**STATED PROBLEM:** Write out the entries again exactly as they are given.

======== RECORD EXCERPTS ========

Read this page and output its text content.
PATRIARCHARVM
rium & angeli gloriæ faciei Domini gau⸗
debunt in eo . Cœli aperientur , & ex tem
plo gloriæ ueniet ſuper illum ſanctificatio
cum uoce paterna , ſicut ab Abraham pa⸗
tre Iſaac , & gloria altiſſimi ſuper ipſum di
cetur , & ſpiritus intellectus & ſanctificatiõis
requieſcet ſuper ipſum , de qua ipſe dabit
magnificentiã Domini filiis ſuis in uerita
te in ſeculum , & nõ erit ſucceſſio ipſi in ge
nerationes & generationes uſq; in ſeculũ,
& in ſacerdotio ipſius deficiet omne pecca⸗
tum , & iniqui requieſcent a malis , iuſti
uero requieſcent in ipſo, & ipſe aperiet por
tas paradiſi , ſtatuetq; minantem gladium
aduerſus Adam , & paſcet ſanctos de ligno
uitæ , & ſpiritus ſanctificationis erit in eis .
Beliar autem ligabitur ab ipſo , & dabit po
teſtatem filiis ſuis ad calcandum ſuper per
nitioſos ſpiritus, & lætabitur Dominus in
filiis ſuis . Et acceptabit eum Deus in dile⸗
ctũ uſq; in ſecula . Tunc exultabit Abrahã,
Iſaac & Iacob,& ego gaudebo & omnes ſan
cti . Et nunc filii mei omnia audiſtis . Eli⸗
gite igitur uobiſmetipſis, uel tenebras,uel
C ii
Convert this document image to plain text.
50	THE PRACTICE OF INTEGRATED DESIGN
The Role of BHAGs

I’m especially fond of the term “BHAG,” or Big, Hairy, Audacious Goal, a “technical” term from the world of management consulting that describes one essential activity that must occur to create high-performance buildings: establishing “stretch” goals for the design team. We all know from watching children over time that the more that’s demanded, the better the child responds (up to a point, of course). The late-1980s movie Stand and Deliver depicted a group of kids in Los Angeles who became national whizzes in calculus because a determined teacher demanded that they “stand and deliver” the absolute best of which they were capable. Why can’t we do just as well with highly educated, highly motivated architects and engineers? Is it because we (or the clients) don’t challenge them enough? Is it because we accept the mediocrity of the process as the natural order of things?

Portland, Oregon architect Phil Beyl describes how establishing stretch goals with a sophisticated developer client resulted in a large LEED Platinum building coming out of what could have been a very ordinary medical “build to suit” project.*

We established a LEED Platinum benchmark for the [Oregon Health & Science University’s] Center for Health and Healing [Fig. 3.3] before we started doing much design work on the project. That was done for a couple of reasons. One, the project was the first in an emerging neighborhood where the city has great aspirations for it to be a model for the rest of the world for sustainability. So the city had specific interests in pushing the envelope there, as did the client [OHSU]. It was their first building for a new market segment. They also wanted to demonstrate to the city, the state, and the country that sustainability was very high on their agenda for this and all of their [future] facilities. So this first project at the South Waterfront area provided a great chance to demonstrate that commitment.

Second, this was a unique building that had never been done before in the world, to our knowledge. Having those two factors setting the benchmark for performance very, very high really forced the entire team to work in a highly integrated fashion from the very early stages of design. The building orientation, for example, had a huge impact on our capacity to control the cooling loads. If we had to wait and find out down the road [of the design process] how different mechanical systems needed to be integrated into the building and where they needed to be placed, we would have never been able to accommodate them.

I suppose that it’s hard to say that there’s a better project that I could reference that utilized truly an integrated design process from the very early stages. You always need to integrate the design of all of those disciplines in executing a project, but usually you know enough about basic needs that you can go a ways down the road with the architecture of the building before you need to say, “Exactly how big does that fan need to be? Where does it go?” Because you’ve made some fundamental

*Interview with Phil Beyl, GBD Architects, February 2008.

========

**FULL SOLUTION:**
Read this page and output its text content.
PATRIARCHARVM
rium & angeli gloriæ faciei Domini gau⸗
debunt in eo . Cœli aperientur , & ex tem
plo gloriæ ueniet ſuper illum ſanctificatio
cum uoce paterna , ſicut ab Abraham pa⸗
tre Iſaac , & gloria altiſſimi ſuper ipſum di
cetur , & ſpiritus intellectus & ſanctificatiõis
requieſcet ſuper ipſum , de qua ipſe dabit
magnificentiã Domini filiis ſuis in uerita
te in ſeculum , & nõ erit ſucceſſio ipſi in ge
nerationes & generationes uſq; in ſeculũ,
& in ſacerdotio ipſius deficiet omne pecca⸗
tum , & iniqui requieſcent a malis , iuſti
uero requieſcent in ipſo, & ipſe aperiet por
tas paradiſi , ſtatuetq; minantem gladium
aduerſus Adam , & paſcet ſanctos de ligno
uitæ , & ſpiritus ſanctificationis erit in eis .
Beliar autem ligabitur ab ipſo , & dabit po
teſtatem filiis ſuis ad calcandum ſuper per
nitioſos ſpiritus, & lætabitur Dominus in
filiis ſuis . Et acceptabit eum Deus in dile⸗
ctũ uſq; in ſecula . Tunc exultabit Abrahã,
Iſaac & Iacob,& ego gaudebo & omnes ſan
cti . Et nunc filii mei omnia audiſtis . Eli⸗
gite igitur uobiſmetipſis, uel tenebras,uel
C ii
Convert this document image to plain text.
50	THE PRACTICE OF INTEGRATED DESIGN
The Role of BHAGs

I’m especially fond of the term “BHAG,” or Big, Hairy, Audacious Goal, a “technical” term from the world of management consulting that describes one essential activity that must occur to create high-performance buildings: establishing “stretch” goals for the design team. We all know from watching children over time that the more that’s demanded, the better the child responds (up to a point, of course). The late-1980s movie Stand and Deliver depicted a group of kids in Los Angeles who became national whizzes in calculus because a determined teacher demanded that they “stand and deliver” the absolute best of which they were capable. Why can’t we do just as well with highly educated, highly motivated architects and engineers? Is it because we (or the clients) don’t challenge them enough? Is it because we accept the mediocrity of the process as the natural order of things?

Portland, Oregon architect Phil Beyl describes how establishing stretch goals with a sophisticated developer client resulted in a large LEED Platinum building coming out of what could have been a very ordinary medical “build to suit” project.*

We established a LEED Platinum benchmark for the [Oregon Health & Science University’s] Center for Health and Healing [Fig. 3.3] before we started doing much design work on the project. That was done for a couple of reasons. One, the project was the first in an emerging neighborhood where the city has great aspirations for it to be a model for the rest of the world for sustainability. So the city had specific interests in pushing the envelope there, as did the client [OHSU]. It was their first building for a new market segment. They also wanted to demonstrate to the city, the state, and the country that sustainability was very high on their agenda for this and all of their [future] facilities. So this first project at the South Waterfront area provided a great chance to demonstrate that commitment.

Second, this was a unique building that had never been done before in the world, to our knowledge. Having those two factors setting the benchmark for performance very, very high really forced the entire team to work in a highly integrated fashion from the very early stages of design. The building orientation, for example, had a huge impact on our capacity to control the cooling loads. If we had to wait and find out down the road [of the design process] how different mechanical systems needed to be integrated into the building and where they needed to be placed, we would have never been able to accommodate them.

I suppose that it’s hard to say that there’s a better project that I could reference that utilized truly an integrated design process from the very early stages. You always need to integrate the design of all of those disciplines in executing a project, but usually you know enough about basic needs that you can go a ways down the road with the architecture of the building before you need to say, “Exactly how big does that fan need to be? Where does it go?” Because you’ve made some fundamental

*Interview with Phil Beyl, GBD Architects, February 2008.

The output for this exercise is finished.